■ WRITTEN PROBLEM
Gather each line of the entries below that includes "饰面清水".

-- begin SUPPLIED ENTRIES --

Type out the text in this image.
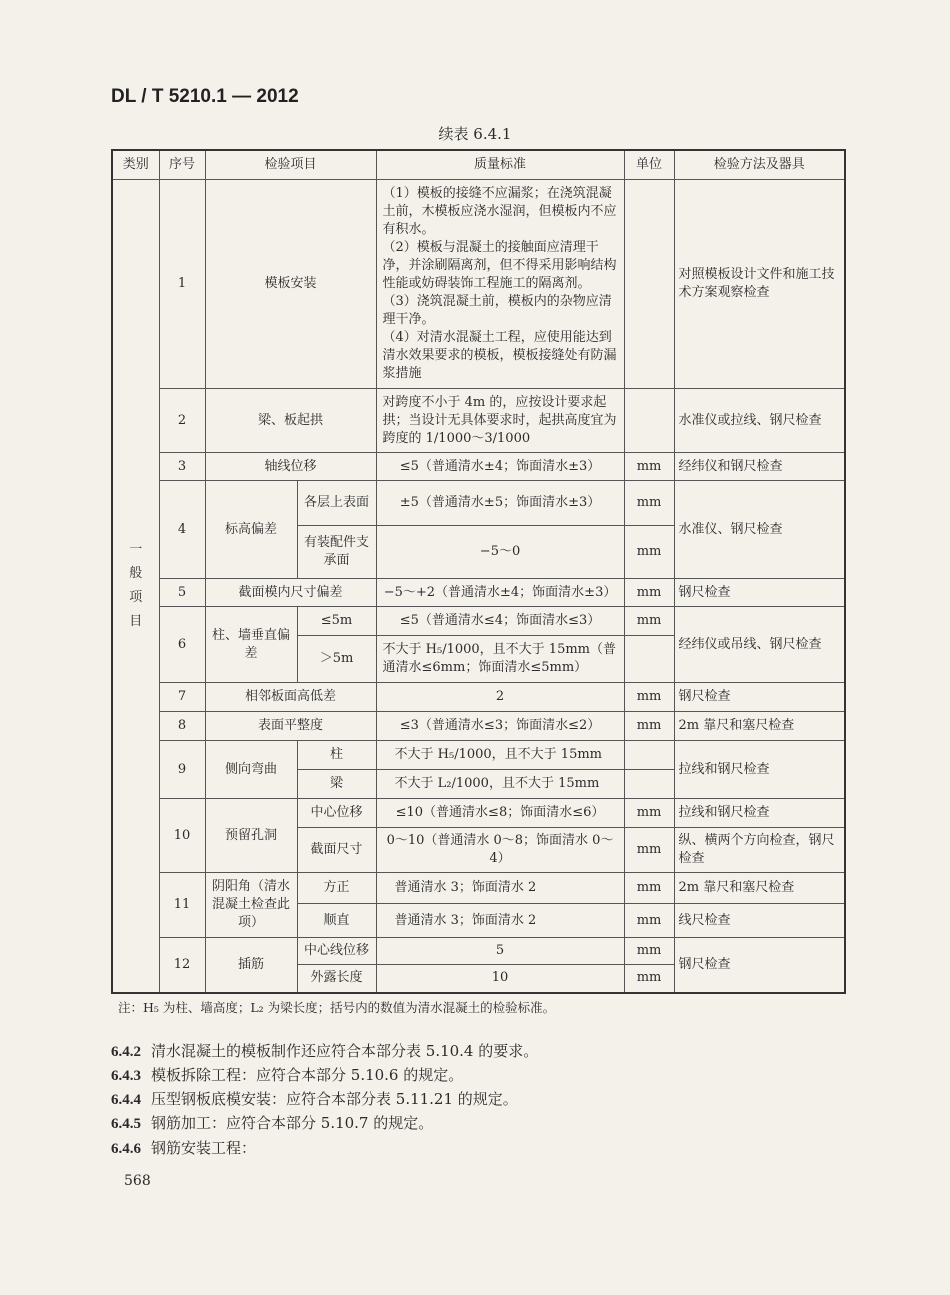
DL / T 5210.1 — 2012
续表 6.4.1
类别	序号	检验项目		质量标准	单位	检验方法及器具

一般项目	1	模板安装		（1）模板的接缝不应漏浆；在浇筑混凝土前，木模板应浇水湿润，但模板内不应有积水。
（2）模板与混凝土的接触面应清理干净，并涂刷隔离剂，但不得采用影响结构性能或妨碍装饰工程施工的隔离剂。
（3）浇筑混凝土前，模板内的杂物应清理干净。
（4）对清水混凝土工程，应使用能达到清水效果要求的模板，模板接缝处有防漏浆措施		对照模板设计文件和施工技术方案观察检查
	2	梁、板起拱		对跨度不小于 4m 的，应按设计要求起拱；当设计无具体要求时，起拱高度宜为跨度的 1/1000～3/1000		水准仪或拉线、钢尺检查
	3	轴线位移		≤5（普通清水±4；饰面清水±3）	mm	经纬仪和钢尺检查
	4	标高偏差	各层上表面	±5（普通清水±5；饰面清水±3）	mm	水准仪、钢尺检查
			有装配件支承面	−5～0	mm	
	5	截面模内尺寸偏差		−5～+2（普通清水±4；饰面清水±3）	mm	钢尺检查
	6	柱、墙垂直偏差	≤5m	≤5（普通清水≤4；饰面清水≤3）	mm	经纬仪或吊线、钢尺检查
			＞5m	不大于 H₅/1000，且不大于 15mm（普通清水≤6mm；饰面清水≤5mm）		
	7	相邻板面高低差		2	mm	钢尺检查
	8	表面平整度		≤3（普通清水≤3；饰面清水≤2）	mm	2m 靠尺和塞尺检查
	9	侧向弯曲	柱	不大于 H₅/1000，且不大于 15mm		拉线和钢尺检查
			梁	不大于 L₂/1000，且不大于 15mm		
	10	预留孔洞	中心位移	≤10（普通清水≤8；饰面清水≤6）	mm	拉线和钢尺检查
			截面尺寸	0～10（普通清水 0～8；饰面清水 0～4）	mm	纵、横两个方向检查，钢尺检查
	11	阴阳角（清水混凝土检查此项）	方正	普通清水 3；饰面清水 2	mm	2m 靠尺和塞尺检查
			顺直	普通清水 3；饰面清水 2	mm	线尺检查
	12	插筋	中心线位移	5	mm	钢尺检查
			外露长度	10	mm	
注：H₅ 为柱、墙高度；L₂ 为梁长度；括号内的数值为清水混凝土的检验标准。
6.4.2 清水混凝土的模板制作还应符合本部分表 5.10.4 的要求。
6.4.3 模板拆除工程：应符合本部分 5.10.6 的规定。
6.4.4 压型钢板底模安装：应符合本部分表 5.11.21 的规定。
6.4.5 钢筋加工：应符合本部分 5.10.7 的规定。
6.4.6 钢筋安装工程：
568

-- end SUPPLIED ENTRIES --

■ CORRECT OUTPUT
	3	轴线位移		≤5（普通清水±4；饰面清水±3）	mm	经纬仪和钢尺检查
	4	标高偏差	各层上表面	±5（普通清水±5；饰面清水±3）	mm	水准仪、钢尺检查
	5	截面模内尺寸偏差		−5～+2（普通清水±4；饰面清水±3）	mm	钢尺检查
	6	柱、墙垂直偏差	≤5m	≤5（普通清水≤4；饰面清水≤3）	mm	经纬仪或吊线、钢尺检查
			＞5m	不大于 H₅/1000，且不大于 15mm（普通清水≤6mm；饰面清水≤5mm）		
	8	表面平整度		≤3（普通清水≤3；饰面清水≤2）	mm	2m 靠尺和塞尺检查
	10	预留孔洞	中心位移	≤10（普通清水≤8；饰面清水≤6）	mm	拉线和钢尺检查
			截面尺寸	0～10（普通清水 0～8；饰面清水 0～4）	mm	纵、横两个方向检查，钢尺检查
	11	阴阳角（清水混凝土检查此项）	方正	普通清水 3；饰面清水 2	mm	2m 靠尺和塞尺检查
			顺直	普通清水 3；饰面清水 2	mm	线尺检查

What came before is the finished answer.